_Job_: The required output is the line containing "What does this" through the final line of the material below, printed exactly, with no other lines.

_Information provided_:
══════

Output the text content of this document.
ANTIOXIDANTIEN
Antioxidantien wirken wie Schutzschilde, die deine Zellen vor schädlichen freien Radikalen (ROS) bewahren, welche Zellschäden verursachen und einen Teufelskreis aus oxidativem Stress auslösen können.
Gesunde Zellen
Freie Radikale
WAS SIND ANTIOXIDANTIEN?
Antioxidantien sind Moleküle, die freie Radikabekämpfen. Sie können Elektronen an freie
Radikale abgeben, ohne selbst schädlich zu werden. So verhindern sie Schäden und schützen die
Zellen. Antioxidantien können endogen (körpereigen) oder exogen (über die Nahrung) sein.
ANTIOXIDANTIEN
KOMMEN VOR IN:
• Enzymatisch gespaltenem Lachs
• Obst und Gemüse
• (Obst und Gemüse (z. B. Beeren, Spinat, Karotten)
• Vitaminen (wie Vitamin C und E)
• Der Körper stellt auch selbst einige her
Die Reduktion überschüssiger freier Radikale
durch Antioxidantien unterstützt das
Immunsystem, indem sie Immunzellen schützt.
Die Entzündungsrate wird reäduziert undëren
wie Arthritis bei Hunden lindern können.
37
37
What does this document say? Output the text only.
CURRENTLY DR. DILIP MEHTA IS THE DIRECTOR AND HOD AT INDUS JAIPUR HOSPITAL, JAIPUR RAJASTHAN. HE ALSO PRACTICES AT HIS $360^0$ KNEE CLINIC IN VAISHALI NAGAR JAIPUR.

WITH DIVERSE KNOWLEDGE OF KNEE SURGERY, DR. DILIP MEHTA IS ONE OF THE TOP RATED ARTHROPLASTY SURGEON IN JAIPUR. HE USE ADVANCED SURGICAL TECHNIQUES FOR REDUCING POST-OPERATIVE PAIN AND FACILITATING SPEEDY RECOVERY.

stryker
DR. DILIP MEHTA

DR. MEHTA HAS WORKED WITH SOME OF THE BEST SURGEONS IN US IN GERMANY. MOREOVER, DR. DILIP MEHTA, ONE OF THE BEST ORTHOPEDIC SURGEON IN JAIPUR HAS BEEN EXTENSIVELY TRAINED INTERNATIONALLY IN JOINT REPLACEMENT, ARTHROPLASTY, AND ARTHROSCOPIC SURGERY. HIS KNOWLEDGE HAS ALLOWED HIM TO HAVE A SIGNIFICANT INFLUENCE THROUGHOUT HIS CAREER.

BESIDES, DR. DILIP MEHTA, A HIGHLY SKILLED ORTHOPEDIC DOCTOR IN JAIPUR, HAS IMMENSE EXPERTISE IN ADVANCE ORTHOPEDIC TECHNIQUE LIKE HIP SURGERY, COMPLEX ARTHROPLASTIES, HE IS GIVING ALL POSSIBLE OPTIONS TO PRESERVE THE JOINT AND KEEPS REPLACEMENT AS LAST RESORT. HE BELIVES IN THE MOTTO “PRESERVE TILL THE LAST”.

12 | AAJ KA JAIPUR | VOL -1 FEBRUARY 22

══════

_Output of the exercise_:
What does this document say? Output the text only.
CURRENTLY DR. DILIP MEHTA IS THE DIRECTOR AND HOD AT INDUS JAIPUR HOSPITAL, JAIPUR RAJASTHAN. HE ALSO PRACTICES AT HIS $360^0$ KNEE CLINIC IN VAISHALI NAGAR JAIPUR.

WITH DIVERSE KNOWLEDGE OF KNEE SURGERY, DR. DILIP MEHTA IS ONE OF THE TOP RATED ARTHROPLASTY SURGEON IN JAIPUR. HE USE ADVANCED SURGICAL TECHNIQUES FOR REDUCING POST-OPERATIVE PAIN AND FACILITATING SPEEDY RECOVERY.

stryker
DR. DILIP MEHTA

DR. MEHTA HAS WORKED WITH SOME OF THE BEST SURGEONS IN US IN GERMANY. MOREOVER, DR. DILIP MEHTA, ONE OF THE BEST ORTHOPEDIC SURGEON IN JAIPUR HAS BEEN EXTENSIVELY TRAINED INTERNATIONALLY IN JOINT REPLACEMENT, ARTHROPLASTY, AND ARTHROSCOPIC SURGERY. HIS KNOWLEDGE HAS ALLOWED HIM TO HAVE A SIGNIFICANT INFLUENCE THROUGHOUT HIS CAREER.

BESIDES, DR. DILIP MEHTA, A HIGHLY SKILLED ORTHOPEDIC DOCTOR IN JAIPUR, HAS IMMENSE EXPERTISE IN ADVANCE ORTHOPEDIC TECHNIQUE LIKE HIP SURGERY, COMPLEX ARTHROPLASTIES, HE IS GIVING ALL POSSIBLE OPTIONS TO PRESERVE THE JOINT AND KEEPS REPLACEMENT AS LAST RESORT. HE BELIVES IN THE MOTTO “PRESERVE TILL THE LAST”.

12 | AAJ KA JAIPUR | VOL -1 FEBRUARY 22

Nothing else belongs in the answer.